Work instructions. Please determine how many lines of the material include the word "decad", and respond with nothing but that number.

Records shown.
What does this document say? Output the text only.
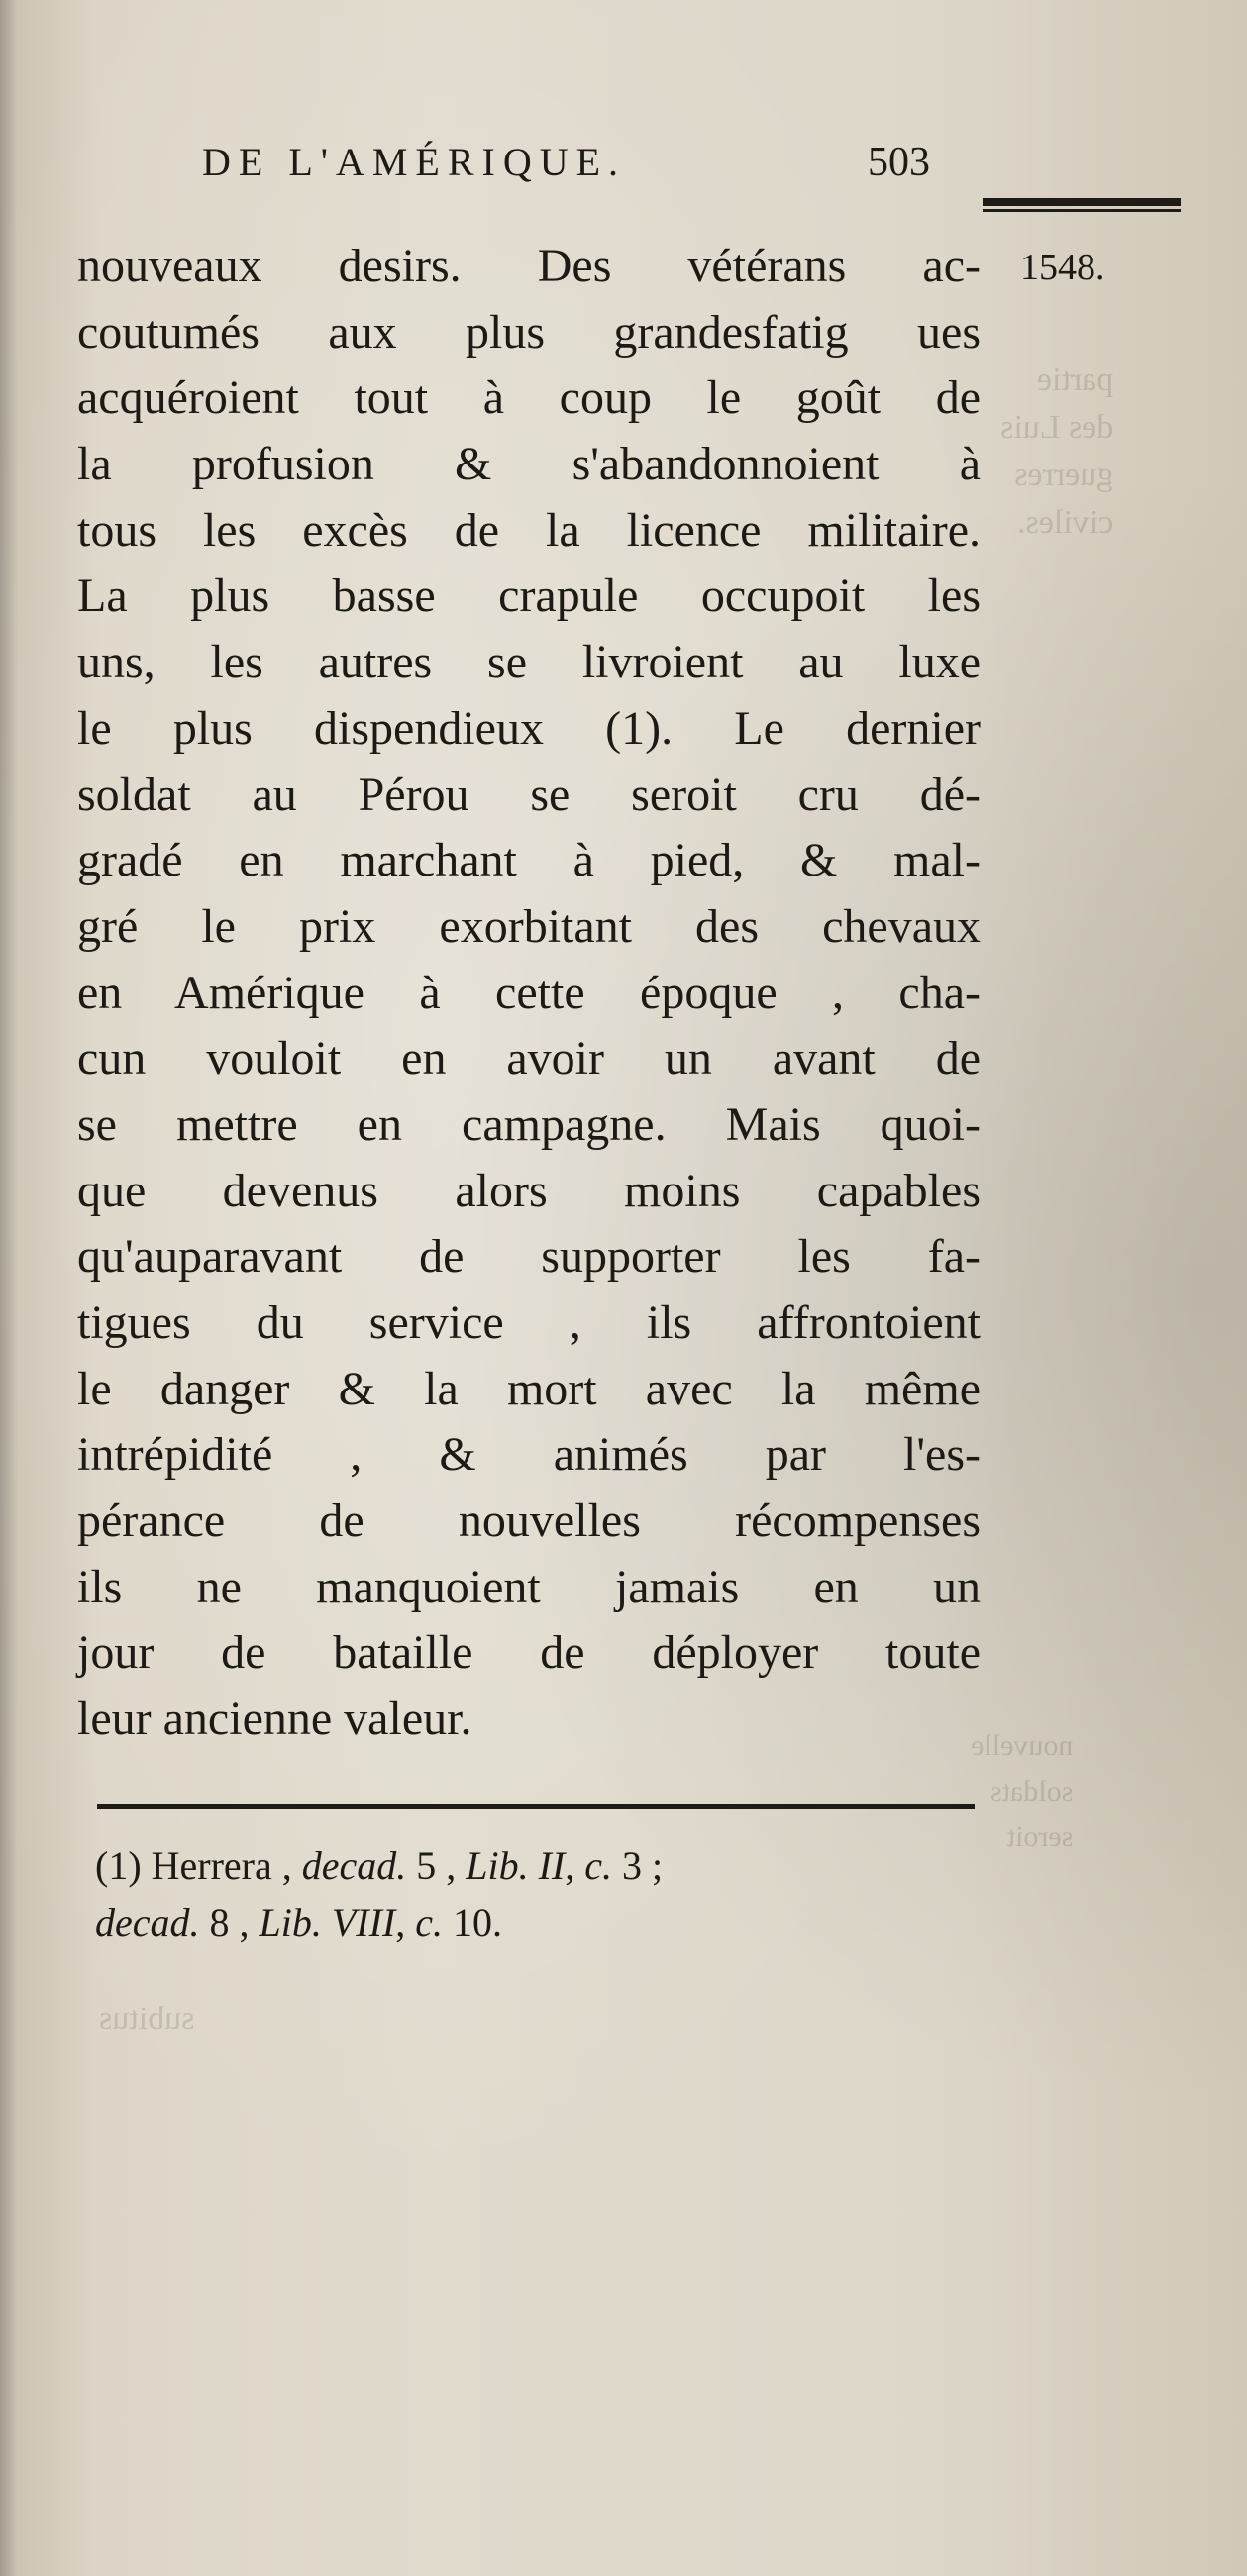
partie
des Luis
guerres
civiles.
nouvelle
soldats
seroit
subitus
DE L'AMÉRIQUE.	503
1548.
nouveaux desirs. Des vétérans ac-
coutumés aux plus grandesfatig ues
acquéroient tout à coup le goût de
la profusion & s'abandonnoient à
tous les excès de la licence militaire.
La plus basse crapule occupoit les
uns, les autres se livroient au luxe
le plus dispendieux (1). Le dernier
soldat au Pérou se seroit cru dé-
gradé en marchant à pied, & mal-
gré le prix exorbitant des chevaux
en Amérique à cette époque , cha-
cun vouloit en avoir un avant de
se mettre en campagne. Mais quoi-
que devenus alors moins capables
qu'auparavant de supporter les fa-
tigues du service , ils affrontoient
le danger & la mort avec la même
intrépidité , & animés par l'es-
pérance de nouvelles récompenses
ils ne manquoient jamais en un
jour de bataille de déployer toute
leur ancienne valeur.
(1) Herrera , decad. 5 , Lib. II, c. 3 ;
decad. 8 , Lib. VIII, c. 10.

Exercise result. 2